§ **EXERCISE PROMPT**
The answer must be an exact copy of every entry.

Dataset excerpts:
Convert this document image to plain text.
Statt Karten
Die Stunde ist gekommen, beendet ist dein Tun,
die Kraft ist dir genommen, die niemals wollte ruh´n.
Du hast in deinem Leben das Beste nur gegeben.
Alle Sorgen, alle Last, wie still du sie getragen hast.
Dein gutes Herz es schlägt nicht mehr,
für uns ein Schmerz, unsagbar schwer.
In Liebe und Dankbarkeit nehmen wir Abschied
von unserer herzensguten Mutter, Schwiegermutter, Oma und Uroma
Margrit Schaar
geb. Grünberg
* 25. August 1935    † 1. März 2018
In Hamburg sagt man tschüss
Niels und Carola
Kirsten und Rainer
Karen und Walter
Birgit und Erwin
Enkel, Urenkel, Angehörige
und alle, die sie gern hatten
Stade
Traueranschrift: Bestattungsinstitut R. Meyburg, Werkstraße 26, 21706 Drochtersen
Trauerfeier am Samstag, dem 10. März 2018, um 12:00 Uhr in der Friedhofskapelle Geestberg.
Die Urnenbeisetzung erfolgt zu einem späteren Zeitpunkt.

§ **SOLUTION FOR THIS EXERCISE**
Convert this document image to plain text.
Statt Karten
Die Stunde ist gekommen, beendet ist dein Tun,
die Kraft ist dir genommen, die niemals wollte ruh´n.
Du hast in deinem Leben das Beste nur gegeben.
Alle Sorgen, alle Last, wie still du sie getragen hast.
Dein gutes Herz es schlägt nicht mehr,
für uns ein Schmerz, unsagbar schwer.
In Liebe und Dankbarkeit nehmen wir Abschied
von unserer herzensguten Mutter, Schwiegermutter, Oma und Uroma
Margrit Schaar
geb. Grünberg
* 25. August 1935    † 1. März 2018
In Hamburg sagt man tschüss
Niels und Carola
Kirsten und Rainer
Karen und Walter
Birgit und Erwin
Enkel, Urenkel, Angehörige
und alle, die sie gern hatten
Stade
Traueranschrift: Bestattungsinstitut R. Meyburg, Werkstraße 26, 21706 Drochtersen
Trauerfeier am Samstag, dem 10. März 2018, um 12:00 Uhr in der Friedhofskapelle Geestberg.
Die Urnenbeisetzung erfolgt zu einem späteren Zeitpunkt.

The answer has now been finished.